WORK INSTRUCTIONS
Exactly as written, quote every line that follows, skipping the images.

··· SUPPLIED RECORDS ···

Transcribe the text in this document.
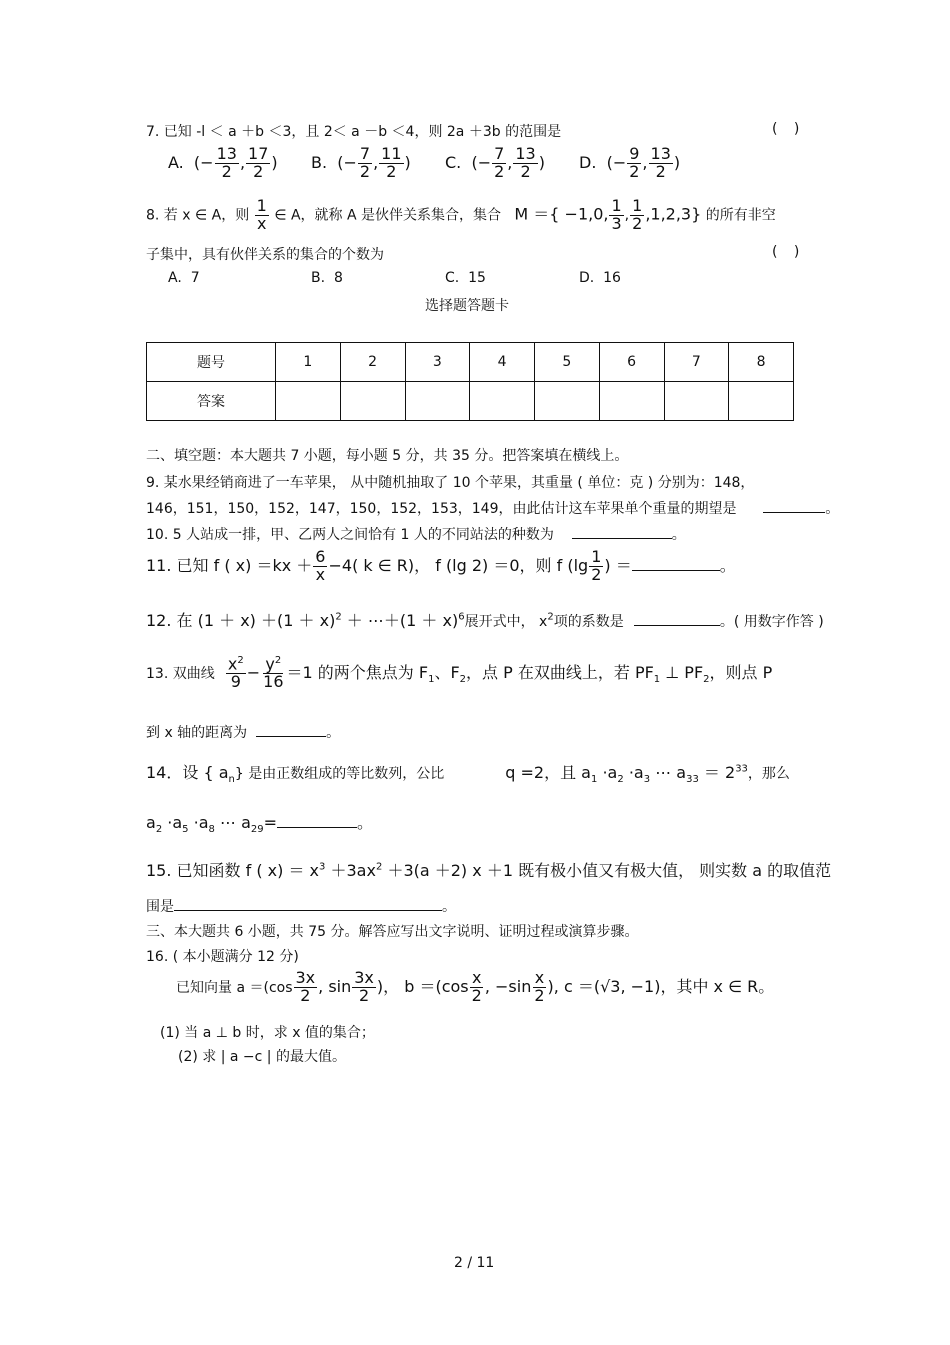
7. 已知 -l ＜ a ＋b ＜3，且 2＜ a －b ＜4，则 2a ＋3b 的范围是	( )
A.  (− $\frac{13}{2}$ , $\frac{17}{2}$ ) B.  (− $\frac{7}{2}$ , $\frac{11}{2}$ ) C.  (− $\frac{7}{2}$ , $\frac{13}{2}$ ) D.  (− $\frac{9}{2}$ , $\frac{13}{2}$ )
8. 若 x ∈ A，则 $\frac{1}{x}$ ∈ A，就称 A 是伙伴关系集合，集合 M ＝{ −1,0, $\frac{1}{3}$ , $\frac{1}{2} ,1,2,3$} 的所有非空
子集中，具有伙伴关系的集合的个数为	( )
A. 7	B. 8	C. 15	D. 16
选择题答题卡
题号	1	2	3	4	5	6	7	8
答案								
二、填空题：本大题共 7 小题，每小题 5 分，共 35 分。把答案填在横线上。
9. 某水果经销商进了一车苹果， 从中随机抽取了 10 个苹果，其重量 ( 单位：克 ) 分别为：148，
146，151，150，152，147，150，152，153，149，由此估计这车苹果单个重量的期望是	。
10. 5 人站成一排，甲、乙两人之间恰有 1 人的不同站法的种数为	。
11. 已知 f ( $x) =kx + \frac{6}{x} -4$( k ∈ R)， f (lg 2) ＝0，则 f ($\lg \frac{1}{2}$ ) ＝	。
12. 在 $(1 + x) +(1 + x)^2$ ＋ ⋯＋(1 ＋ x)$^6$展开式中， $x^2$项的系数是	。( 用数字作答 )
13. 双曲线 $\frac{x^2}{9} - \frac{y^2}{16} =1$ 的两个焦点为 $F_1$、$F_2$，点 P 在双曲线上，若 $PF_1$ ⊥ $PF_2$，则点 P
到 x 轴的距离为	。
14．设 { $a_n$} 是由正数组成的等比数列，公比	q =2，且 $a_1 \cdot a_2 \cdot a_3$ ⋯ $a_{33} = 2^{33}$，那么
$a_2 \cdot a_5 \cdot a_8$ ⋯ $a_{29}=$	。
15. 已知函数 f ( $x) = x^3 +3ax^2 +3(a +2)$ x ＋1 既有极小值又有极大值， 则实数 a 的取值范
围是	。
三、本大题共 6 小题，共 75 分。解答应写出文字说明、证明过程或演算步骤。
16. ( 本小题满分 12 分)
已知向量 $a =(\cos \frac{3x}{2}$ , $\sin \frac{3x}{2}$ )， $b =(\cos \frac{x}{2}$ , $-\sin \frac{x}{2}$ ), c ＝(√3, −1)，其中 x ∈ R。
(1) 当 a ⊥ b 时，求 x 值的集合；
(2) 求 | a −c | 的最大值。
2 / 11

···

OUTPUT OF THE EXERCISE
Transcribe the text in this document.
7. 已知 -l ＜ a ＋b ＜3，且 2＜ a －b ＜4，则 2a ＋3b 的范围是	( )
A.  (− $\frac{13}{2}$ , $\frac{17}{2}$ ) B.  (− $\frac{7}{2}$ , $\frac{11}{2}$ ) C.  (− $\frac{7}{2}$ , $\frac{13}{2}$ ) D.  (− $\frac{9}{2}$ , $\frac{13}{2}$ )
8. 若 x ∈ A，则 $\frac{1}{x}$ ∈ A，就称 A 是伙伴关系集合，集合 M ＝{ −1,0, $\frac{1}{3}$ , $\frac{1}{2} ,1,2,3$} 的所有非空
子集中，具有伙伴关系的集合的个数为	( )
A. 7	B. 8	C. 15	D. 16
选择题答题卡
题号	1	2	3	4	5	6	7	8
答案								
二、填空题：本大题共 7 小题，每小题 5 分，共 35 分。把答案填在横线上。
9. 某水果经销商进了一车苹果， 从中随机抽取了 10 个苹果，其重量 ( 单位：克 ) 分别为：148，
146，151，150，152，147，150，152，153，149，由此估计这车苹果单个重量的期望是	。
10. 5 人站成一排，甲、乙两人之间恰有 1 人的不同站法的种数为	。
11. 已知 f ( $x) =kx + \frac{6}{x} -4$( k ∈ R)， f (lg 2) ＝0，则 f ($\lg \frac{1}{2}$ ) ＝	。
12. 在 $(1 + x) +(1 + x)^2$ ＋ ⋯＋(1 ＋ x)$^6$展开式中， $x^2$项的系数是	。( 用数字作答 )
13. 双曲线 $\frac{x^2}{9} - \frac{y^2}{16} =1$ 的两个焦点为 $F_1$、$F_2$，点 P 在双曲线上，若 $PF_1$ ⊥ $PF_2$，则点 P
到 x 轴的距离为	。
14．设 { $a_n$} 是由正数组成的等比数列，公比	q =2，且 $a_1 \cdot a_2 \cdot a_3$ ⋯ $a_{33} = 2^{33}$，那么
$a_2 \cdot a_5 \cdot a_8$ ⋯ $a_{29}=$	。
15. 已知函数 f ( $x) = x^3 +3ax^2 +3(a +2)$ x ＋1 既有极小值又有极大值， 则实数 a 的取值范
围是	。
三、本大题共 6 小题，共 75 分。解答应写出文字说明、证明过程或演算步骤。
16. ( 本小题满分 12 分)
已知向量 $a =(\cos \frac{3x}{2}$ , $\sin \frac{3x}{2}$ )， $b =(\cos \frac{x}{2}$ , $-\sin \frac{x}{2}$ ), c ＝(√3, −1)，其中 x ∈ R。
(1) 当 a ⊥ b 时，求 x 值的集合；
(2) 求 | a −c | 的最大值。
2 / 11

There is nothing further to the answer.